>> START Data in this exercise

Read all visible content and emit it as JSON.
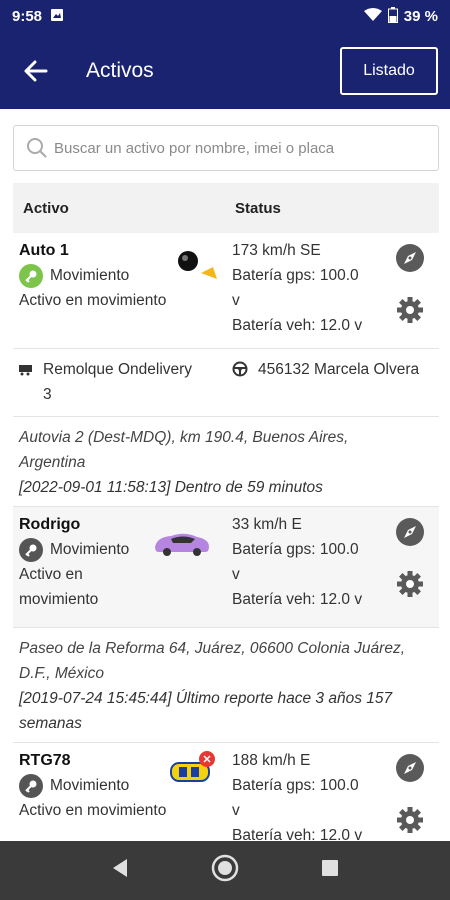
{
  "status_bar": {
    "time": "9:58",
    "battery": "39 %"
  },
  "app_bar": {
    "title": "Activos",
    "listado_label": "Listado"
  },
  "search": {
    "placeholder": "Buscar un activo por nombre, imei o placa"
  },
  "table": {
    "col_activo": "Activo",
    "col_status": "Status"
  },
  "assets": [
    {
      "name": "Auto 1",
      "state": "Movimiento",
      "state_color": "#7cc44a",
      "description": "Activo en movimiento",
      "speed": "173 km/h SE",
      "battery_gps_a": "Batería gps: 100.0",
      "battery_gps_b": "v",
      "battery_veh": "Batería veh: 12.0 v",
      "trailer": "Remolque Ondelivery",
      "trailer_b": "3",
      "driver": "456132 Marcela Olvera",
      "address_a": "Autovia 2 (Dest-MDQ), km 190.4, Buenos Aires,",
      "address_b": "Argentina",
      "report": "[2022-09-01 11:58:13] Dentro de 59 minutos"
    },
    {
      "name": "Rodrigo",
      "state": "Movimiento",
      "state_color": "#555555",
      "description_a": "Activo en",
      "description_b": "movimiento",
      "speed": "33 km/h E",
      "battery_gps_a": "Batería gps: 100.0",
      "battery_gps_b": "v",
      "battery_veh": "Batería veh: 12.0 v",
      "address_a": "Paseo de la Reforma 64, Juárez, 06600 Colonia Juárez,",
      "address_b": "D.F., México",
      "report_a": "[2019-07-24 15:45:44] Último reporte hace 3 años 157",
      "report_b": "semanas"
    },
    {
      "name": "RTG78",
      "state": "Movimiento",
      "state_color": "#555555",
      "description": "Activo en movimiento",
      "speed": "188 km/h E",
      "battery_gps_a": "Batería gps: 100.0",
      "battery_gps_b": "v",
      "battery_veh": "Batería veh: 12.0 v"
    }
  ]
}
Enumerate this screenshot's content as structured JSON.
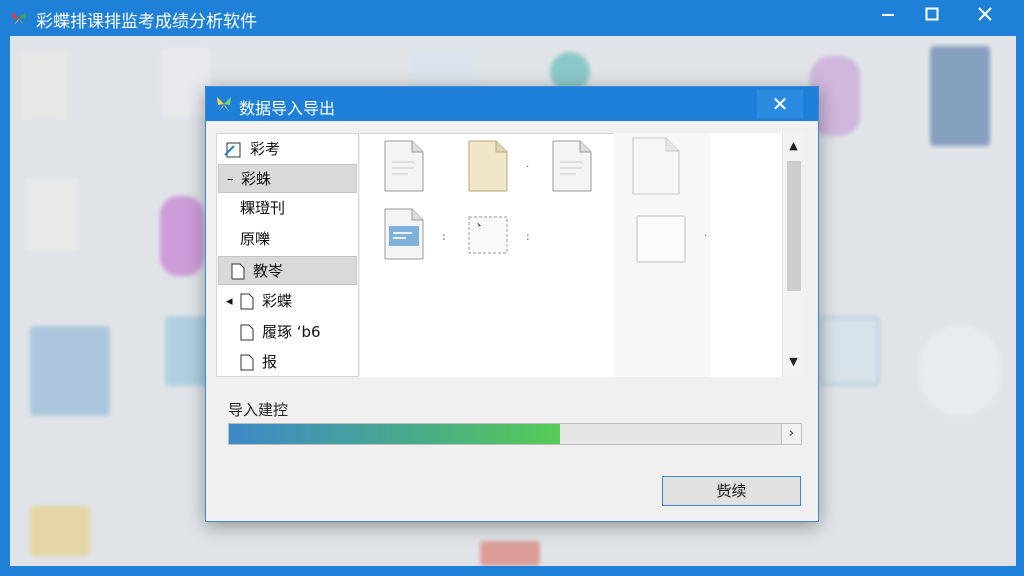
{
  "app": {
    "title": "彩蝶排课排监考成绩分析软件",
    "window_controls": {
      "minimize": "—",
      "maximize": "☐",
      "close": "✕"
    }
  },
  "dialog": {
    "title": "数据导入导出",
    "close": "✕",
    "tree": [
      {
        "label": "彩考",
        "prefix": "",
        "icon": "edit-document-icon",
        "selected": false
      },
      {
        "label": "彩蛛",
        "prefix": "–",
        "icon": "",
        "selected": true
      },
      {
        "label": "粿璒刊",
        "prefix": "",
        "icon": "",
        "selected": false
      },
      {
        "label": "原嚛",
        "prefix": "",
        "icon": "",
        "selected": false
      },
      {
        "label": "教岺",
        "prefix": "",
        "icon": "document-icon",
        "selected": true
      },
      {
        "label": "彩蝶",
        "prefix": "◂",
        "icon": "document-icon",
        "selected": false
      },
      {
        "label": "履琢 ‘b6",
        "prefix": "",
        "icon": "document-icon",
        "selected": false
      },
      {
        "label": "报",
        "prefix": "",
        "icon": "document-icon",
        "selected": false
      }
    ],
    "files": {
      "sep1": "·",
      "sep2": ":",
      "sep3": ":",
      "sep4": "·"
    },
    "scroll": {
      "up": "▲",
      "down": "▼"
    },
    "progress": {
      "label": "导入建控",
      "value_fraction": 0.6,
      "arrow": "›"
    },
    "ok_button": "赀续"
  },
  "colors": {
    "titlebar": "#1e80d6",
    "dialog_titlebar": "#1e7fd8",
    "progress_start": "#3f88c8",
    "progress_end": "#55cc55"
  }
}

>> END Data in this exercise
>> START Data in this exercise

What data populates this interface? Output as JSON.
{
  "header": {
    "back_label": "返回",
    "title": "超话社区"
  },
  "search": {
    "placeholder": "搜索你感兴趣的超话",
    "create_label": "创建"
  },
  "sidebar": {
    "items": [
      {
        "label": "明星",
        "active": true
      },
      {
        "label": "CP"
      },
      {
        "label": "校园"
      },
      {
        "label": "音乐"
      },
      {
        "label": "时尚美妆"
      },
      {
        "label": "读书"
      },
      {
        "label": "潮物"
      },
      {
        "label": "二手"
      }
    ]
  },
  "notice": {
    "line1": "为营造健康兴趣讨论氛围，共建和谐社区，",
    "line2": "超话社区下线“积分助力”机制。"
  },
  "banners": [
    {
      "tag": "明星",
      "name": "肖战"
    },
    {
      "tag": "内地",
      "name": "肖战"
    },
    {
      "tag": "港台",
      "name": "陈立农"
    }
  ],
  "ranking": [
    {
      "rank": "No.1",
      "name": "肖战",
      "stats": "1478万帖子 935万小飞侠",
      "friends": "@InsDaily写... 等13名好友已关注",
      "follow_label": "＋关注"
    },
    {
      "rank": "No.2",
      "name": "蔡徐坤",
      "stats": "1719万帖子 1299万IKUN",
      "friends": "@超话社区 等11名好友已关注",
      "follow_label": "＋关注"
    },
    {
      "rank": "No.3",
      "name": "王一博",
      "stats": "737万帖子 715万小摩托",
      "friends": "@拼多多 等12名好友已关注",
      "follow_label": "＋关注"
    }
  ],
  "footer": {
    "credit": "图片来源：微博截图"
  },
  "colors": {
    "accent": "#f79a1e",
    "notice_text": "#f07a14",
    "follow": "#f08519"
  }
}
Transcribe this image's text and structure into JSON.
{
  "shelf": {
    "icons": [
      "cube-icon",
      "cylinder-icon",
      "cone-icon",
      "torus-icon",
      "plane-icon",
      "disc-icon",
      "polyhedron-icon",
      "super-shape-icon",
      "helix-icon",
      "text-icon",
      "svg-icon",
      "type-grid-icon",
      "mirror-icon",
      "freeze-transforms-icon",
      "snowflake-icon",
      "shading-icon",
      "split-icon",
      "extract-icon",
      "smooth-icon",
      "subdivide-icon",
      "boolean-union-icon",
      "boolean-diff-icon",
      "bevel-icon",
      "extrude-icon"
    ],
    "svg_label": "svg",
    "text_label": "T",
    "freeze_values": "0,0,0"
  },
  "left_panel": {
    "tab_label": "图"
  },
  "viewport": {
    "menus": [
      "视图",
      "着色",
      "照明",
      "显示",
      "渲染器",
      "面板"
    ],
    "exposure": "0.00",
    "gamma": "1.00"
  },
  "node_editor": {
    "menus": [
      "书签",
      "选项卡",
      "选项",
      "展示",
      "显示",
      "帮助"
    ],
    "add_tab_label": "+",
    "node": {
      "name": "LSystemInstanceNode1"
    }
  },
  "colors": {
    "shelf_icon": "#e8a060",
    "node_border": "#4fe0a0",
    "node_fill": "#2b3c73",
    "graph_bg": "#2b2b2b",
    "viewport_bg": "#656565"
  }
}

>> END Data in this exercise

Respond with nothing but the number of lines in the entries that contain the string "stats".

3